>>>>

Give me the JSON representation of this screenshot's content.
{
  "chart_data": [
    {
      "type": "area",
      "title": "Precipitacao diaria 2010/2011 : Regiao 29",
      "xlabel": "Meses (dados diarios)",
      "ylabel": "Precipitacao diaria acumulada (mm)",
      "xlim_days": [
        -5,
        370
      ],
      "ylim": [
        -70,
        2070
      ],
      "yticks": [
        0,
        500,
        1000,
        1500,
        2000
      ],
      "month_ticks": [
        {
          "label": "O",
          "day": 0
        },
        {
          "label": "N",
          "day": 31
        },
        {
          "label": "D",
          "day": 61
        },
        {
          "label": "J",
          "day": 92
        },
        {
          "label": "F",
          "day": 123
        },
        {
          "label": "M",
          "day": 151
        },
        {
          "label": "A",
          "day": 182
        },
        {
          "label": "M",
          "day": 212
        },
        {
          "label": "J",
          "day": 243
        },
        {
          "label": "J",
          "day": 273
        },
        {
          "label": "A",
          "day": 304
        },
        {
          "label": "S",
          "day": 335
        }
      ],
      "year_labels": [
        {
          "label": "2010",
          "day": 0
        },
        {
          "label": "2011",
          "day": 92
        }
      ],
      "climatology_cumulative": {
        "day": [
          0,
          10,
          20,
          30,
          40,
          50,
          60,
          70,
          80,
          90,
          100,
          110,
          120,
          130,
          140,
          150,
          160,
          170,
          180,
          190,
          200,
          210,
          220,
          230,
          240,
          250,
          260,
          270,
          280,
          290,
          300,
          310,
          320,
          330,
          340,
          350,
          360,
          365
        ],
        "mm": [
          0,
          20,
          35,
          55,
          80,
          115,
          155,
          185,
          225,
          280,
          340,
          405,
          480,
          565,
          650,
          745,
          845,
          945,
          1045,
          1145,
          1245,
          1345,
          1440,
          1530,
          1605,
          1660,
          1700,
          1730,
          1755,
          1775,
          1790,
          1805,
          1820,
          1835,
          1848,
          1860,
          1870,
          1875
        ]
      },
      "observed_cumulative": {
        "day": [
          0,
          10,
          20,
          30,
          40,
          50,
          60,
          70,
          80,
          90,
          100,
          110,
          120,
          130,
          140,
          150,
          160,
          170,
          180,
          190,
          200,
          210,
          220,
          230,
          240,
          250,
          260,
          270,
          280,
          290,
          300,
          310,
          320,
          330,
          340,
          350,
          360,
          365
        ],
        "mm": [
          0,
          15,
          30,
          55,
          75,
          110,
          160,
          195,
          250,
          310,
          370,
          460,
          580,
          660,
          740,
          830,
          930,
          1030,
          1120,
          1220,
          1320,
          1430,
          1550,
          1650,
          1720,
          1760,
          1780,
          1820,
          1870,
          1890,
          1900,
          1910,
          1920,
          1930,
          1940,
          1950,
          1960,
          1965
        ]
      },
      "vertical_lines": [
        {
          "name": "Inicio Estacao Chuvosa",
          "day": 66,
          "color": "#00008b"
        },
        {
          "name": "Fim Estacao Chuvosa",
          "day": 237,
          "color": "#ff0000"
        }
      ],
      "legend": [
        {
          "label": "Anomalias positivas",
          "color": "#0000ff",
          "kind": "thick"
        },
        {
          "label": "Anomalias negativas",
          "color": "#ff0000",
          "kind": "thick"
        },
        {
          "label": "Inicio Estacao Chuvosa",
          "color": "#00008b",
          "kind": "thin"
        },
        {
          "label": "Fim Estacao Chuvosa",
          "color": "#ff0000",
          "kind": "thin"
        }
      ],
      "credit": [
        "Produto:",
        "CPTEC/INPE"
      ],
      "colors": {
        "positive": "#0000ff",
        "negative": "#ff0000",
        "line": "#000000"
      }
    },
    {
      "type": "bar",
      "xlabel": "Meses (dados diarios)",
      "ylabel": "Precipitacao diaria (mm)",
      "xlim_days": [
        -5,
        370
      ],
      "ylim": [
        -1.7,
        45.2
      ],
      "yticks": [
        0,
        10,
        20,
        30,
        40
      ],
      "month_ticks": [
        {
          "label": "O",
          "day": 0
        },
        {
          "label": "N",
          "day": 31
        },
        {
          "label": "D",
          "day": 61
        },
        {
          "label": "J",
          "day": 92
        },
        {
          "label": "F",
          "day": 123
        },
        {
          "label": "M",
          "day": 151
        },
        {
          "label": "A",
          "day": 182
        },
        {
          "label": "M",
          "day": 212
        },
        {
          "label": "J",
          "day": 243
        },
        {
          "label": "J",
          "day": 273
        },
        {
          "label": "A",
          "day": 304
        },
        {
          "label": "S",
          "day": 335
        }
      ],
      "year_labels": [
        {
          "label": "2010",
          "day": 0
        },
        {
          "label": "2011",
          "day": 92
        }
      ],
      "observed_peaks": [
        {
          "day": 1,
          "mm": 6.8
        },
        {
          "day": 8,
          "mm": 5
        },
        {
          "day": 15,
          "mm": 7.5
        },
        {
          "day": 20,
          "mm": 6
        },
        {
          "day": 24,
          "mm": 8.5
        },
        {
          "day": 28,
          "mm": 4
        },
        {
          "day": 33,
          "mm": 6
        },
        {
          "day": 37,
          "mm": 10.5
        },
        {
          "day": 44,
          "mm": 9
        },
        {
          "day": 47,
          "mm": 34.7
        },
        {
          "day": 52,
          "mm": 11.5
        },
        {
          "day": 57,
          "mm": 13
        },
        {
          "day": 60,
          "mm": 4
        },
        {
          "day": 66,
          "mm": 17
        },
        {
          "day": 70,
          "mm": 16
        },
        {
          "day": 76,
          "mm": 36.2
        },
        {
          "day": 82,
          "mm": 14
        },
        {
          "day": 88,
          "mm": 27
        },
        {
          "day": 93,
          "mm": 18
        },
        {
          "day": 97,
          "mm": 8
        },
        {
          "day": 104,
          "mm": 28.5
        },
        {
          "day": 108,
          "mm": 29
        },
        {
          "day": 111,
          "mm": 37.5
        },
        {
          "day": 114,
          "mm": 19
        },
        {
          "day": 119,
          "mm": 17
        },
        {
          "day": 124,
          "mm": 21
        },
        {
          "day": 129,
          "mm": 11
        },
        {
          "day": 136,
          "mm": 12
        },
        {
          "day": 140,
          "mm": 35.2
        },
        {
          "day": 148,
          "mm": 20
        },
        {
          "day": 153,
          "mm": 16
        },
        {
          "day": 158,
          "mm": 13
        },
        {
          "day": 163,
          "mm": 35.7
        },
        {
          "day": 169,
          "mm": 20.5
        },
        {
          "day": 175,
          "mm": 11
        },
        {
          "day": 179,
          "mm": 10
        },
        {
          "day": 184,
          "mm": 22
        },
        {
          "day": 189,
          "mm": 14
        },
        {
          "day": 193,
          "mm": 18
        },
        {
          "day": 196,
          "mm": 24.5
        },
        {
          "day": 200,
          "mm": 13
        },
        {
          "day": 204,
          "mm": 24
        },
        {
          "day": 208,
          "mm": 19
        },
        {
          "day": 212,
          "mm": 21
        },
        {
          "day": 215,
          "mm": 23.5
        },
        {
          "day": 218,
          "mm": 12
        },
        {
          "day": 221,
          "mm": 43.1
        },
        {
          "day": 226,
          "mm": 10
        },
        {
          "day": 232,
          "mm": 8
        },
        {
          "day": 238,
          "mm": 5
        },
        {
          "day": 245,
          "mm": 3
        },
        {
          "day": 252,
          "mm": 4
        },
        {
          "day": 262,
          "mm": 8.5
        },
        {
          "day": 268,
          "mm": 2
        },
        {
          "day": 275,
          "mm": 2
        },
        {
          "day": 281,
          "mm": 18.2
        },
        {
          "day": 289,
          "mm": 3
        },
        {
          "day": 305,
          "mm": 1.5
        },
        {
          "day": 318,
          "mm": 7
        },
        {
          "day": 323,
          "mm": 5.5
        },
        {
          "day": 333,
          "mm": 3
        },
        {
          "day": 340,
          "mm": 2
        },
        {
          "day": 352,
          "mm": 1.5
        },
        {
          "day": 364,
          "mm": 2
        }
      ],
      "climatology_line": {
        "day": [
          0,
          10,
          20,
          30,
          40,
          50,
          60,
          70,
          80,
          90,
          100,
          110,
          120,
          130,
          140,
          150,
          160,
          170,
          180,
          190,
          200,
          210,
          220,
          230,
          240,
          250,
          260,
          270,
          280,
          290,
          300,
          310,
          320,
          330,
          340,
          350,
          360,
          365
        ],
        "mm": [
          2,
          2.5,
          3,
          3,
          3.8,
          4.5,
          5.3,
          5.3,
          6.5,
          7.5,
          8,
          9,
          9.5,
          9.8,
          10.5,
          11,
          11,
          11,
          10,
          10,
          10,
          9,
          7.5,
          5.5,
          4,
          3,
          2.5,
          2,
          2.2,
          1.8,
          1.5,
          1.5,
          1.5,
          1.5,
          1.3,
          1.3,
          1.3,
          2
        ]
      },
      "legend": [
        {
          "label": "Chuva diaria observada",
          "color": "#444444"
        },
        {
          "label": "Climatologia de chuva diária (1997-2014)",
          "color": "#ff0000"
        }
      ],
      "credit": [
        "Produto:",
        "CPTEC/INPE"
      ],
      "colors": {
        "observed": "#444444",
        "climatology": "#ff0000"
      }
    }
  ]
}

<<<<

→ SET EXERCISE: Report the number of lines above containing the word "Precipitacao", with no other text.

→ SOLUTION FOR THIS PROBLEM: 3